» Exercício proposto 1:
No trecho abaixo sobre “Twixt”, quem interpreta o Xerife Bobby LaGrange?

» Trecho:
━━━━━━━━━━━━━━━━━━━━
“Twixt”: Coppola pode

Os grandes mestres também têm o direito de se divertir de vez em quando. Não dá para ficar fazendo clássicos inesquecíveis e obras-primas o tempo todo. Provavelmente, foi nisso que Francis Ford Coppola pensou ao realizar seu “Twixt”, filme que para ser curtido precisa, antes de mais nada, ser encarado como uma divertida brincadeira cinematográfica. E nada mais que isso. A começar por seu próprio ponto de partida: um escritor com bloqueio criativo. Nada menos criativo.

Hall Baltimore (Val Kilmer) é um autor de sucesso, especializado em livros sobre bruxaria, que vive uma fase de decadência em sua carreira. Percorrendo o interior dos Estados Unidos para divulgar seu novo título, é ele mesmo, solitariamente, que carrega os volumes no seu carro, coloca os pôsteres de divulgação, e promove tardes de autógrafos em patéticas lojas… de ferragens. Numa destas solitárias incursões ao coração do típico conservacionismo do meio-oeste, Hall conhece o Xerife Bobby LaGrange (Bruce Dern), um tipo meio misterioso, que diz ter uma ótima história de horror para contar. E se oferece ao famoso escritor como “coautor” de um livro que escreveriam juntos. A princípio, motivado pelo seu preconceito contra os caipiras americanos, Hall recusa a ideia, mas estranhos pesadelos o levam a perceber que a história do xerife talvez tenha fundamentos reais que poderiam render um livro de sucesso. Assim, tem início uma investigação que levará o escritor a um mundo real de assassinatos, crianças desaparecidas, casas mal assombradas e fantasmas como nem em suas ficções mais íntimas ele poderia sonhar.
━━━━━━━━━━━━━━━━━━━━
» Dados registrados:
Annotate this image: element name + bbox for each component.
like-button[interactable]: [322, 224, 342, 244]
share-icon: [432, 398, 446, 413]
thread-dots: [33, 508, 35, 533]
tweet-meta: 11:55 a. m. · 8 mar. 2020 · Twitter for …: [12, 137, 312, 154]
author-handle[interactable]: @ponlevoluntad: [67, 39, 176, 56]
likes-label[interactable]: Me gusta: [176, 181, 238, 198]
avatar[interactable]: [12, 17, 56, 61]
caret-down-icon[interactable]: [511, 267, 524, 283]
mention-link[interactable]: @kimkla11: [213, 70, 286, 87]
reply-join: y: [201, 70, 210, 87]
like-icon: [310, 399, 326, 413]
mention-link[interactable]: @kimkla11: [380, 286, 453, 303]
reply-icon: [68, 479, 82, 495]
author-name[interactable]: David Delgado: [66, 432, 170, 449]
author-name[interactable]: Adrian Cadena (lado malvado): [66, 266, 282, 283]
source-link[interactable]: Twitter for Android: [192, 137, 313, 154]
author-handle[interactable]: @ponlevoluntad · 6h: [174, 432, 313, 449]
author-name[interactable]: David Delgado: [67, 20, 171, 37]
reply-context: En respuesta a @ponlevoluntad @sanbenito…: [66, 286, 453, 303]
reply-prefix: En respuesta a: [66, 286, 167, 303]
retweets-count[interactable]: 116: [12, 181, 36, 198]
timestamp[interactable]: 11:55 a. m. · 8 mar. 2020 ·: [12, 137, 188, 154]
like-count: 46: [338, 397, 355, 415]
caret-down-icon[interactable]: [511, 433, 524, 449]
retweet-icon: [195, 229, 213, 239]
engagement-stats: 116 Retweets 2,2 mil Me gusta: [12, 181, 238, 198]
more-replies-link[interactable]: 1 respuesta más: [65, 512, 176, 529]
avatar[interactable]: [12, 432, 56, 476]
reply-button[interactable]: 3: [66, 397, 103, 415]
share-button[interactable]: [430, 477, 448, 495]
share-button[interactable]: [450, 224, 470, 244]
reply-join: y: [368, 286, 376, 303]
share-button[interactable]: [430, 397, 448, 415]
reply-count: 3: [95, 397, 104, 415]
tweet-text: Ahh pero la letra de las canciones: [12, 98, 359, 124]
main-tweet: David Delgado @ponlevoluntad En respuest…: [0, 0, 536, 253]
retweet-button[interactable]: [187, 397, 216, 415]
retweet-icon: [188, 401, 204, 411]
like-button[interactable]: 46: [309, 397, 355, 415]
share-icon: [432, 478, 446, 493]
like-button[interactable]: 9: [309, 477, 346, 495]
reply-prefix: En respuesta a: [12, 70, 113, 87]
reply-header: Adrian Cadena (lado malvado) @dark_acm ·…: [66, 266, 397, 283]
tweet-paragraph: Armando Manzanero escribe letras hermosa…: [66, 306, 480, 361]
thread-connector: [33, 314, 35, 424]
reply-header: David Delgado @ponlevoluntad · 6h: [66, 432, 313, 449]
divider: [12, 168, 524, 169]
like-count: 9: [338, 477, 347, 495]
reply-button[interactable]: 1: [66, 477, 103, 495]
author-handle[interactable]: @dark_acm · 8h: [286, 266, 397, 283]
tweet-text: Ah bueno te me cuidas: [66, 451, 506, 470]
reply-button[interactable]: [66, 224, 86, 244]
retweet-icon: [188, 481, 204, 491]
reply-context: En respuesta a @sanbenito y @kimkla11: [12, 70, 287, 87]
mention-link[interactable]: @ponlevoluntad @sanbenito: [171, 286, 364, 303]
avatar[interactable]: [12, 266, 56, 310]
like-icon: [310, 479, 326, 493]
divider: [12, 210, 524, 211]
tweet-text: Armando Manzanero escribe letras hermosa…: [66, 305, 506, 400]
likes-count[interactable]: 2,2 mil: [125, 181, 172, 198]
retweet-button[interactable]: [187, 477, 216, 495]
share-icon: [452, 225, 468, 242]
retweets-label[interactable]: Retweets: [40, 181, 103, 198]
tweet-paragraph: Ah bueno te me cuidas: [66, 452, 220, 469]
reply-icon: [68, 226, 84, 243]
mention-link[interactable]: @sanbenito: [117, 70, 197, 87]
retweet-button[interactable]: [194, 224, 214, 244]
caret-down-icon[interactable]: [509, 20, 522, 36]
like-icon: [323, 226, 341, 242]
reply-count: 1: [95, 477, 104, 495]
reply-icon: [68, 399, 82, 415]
━━━━━━━━━━━━━━━━━━━━
» Exercício proposto 2:
Repita, sem nenhuma alteração, tudo o que vai do início dos registros acima até a linha que contém "author-handle[interactable]: @ponlevoluntad: [67, 39, 176, 56]", incluindo essa linha.

» Resultado final 1:
Bruce Dern.

» Resultado final 2:
Annotate this image: element name + bbox for each component.
like-button[interactable]: [322, 224, 342, 244]
share-icon: [432, 398, 446, 413]
thread-dots: [33, 508, 35, 533]
tweet-meta: 11:55 a. m. · 8 mar. 2020 · Twitter for …: [12, 137, 312, 154]
author-handle[interactable]: @ponlevoluntad: [67, 39, 176, 56]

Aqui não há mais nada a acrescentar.